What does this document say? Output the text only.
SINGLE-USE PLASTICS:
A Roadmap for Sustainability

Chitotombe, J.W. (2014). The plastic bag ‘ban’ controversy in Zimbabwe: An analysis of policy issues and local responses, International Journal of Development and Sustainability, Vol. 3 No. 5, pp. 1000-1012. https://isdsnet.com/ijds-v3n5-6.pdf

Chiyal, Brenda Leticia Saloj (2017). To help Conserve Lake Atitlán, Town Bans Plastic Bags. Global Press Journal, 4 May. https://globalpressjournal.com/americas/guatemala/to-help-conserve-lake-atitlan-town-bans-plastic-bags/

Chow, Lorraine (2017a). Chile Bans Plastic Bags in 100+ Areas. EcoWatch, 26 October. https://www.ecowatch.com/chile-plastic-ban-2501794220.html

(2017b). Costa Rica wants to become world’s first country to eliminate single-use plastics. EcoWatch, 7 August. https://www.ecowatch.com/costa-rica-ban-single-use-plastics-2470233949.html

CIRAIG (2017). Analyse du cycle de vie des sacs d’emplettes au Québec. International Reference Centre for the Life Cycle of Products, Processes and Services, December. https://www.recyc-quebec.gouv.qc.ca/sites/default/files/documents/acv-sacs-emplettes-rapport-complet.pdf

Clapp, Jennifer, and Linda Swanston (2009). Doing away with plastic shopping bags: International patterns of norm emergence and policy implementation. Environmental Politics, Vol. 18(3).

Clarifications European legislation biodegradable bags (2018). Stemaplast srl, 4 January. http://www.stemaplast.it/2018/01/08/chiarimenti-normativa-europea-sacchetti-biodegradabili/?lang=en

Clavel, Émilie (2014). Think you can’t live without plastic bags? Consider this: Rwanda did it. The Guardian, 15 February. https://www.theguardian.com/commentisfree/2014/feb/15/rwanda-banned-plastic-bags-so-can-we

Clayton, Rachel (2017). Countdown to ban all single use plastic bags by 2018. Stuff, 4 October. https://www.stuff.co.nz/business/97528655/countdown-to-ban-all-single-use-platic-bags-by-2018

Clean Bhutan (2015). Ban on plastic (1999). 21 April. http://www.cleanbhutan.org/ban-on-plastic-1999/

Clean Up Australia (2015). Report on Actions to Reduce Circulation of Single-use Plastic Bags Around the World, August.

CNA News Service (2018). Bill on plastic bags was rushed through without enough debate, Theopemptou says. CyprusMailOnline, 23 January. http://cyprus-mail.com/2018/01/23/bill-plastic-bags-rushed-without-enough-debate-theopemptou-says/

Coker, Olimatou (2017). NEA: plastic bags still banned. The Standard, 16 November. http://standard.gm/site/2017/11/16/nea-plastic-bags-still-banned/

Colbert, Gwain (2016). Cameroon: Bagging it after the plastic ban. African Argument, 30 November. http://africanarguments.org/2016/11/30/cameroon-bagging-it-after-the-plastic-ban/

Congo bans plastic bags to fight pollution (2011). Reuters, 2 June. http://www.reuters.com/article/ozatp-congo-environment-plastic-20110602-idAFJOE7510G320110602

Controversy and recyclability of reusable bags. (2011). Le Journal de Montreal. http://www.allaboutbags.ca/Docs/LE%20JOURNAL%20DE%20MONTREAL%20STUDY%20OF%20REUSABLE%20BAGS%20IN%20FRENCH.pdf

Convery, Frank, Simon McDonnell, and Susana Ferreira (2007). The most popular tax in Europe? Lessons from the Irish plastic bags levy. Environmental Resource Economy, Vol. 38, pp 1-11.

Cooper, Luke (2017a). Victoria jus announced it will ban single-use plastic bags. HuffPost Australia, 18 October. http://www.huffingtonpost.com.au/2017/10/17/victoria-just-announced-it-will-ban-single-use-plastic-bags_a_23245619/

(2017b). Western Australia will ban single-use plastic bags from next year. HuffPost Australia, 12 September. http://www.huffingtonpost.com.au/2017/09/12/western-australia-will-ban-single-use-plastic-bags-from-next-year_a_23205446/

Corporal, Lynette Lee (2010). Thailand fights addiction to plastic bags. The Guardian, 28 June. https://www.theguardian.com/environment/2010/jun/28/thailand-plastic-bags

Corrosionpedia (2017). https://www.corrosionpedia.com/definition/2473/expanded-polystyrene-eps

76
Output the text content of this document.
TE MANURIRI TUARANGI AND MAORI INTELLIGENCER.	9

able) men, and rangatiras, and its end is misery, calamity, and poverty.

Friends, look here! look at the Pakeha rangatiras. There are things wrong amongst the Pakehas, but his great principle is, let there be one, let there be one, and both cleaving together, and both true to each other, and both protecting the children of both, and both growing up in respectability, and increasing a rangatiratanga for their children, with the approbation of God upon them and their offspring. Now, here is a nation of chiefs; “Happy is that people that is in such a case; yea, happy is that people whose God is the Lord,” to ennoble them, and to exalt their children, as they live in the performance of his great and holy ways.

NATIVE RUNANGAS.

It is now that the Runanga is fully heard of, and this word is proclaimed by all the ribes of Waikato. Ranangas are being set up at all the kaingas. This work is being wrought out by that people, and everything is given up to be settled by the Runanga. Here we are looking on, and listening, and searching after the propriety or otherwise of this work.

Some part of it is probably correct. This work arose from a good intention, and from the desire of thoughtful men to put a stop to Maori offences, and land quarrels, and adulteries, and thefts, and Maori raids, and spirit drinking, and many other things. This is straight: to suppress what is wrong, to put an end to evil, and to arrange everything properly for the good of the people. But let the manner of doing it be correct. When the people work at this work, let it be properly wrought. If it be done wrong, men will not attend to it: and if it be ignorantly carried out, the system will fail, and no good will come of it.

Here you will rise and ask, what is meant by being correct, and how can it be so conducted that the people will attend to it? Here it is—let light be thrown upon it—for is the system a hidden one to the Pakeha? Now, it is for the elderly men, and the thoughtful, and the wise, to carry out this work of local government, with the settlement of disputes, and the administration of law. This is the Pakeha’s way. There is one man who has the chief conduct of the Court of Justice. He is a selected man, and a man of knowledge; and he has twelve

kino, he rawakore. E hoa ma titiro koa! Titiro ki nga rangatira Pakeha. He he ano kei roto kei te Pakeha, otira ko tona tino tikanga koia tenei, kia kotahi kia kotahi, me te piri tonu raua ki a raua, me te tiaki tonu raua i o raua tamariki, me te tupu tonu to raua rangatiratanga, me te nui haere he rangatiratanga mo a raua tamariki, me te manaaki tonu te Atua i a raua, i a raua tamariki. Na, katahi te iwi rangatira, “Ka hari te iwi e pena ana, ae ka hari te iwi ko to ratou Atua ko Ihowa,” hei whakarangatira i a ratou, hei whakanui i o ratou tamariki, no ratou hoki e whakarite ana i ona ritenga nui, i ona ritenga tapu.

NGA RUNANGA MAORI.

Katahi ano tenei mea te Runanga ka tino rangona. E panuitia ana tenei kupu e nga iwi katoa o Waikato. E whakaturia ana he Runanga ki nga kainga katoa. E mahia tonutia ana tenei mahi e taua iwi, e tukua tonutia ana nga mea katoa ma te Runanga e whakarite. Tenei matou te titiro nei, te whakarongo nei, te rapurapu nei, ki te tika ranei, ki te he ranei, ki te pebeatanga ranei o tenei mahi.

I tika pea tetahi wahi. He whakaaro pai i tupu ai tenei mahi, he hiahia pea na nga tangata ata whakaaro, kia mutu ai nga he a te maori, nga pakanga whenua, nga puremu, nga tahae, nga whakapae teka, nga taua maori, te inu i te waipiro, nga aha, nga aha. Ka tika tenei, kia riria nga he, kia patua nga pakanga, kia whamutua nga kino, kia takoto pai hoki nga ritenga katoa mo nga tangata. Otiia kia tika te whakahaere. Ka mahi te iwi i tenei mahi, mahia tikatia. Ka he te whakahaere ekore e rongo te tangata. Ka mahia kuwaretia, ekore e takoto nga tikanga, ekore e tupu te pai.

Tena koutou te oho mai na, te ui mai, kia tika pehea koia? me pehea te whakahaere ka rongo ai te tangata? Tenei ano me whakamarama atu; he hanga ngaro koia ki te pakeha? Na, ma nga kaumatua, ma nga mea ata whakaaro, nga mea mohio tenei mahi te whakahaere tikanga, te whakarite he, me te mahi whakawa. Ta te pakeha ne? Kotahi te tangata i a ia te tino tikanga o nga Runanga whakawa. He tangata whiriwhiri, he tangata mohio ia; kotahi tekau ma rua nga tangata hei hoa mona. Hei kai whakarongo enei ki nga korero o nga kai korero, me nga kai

PROMPT: Return each line that includes "from".

OUTPUT FOR THIS TASK:
Convery, Frank, Simon McDonnell, and Susana Ferreira (2007). The most popular tax in Europe? Lessons from the Irish plastic bags levy. Environmental Resource Economy, Vol. 38, pp 1-11.
(2017b). Western Australia will ban single-use plastic bags from next year. HuffPost Australia, 12 September. http://www.huffingtonpost.com.au/2017/09/12/western-australia-will-ban-single-use-plastic-bags-from-next-year_a_23205446/
Some part of it is probably correct. This work arose from a good intention, and from the desire of thoughtful men to put a stop to Maori offences, and land quarrels, and adulteries, and thefts, and Maori raids, and spirit drinking, and many other things. This is straight: to suppress what is wrong, to put an end to evil, and to arrange everything properly for the good of the people. But let the manner of doing it be correct. When the people work at this work, let it be properly wrought. If it be done wrong, men will not attend to it: and if it be ignorantly carried out, the system will fail, and no good will come of it.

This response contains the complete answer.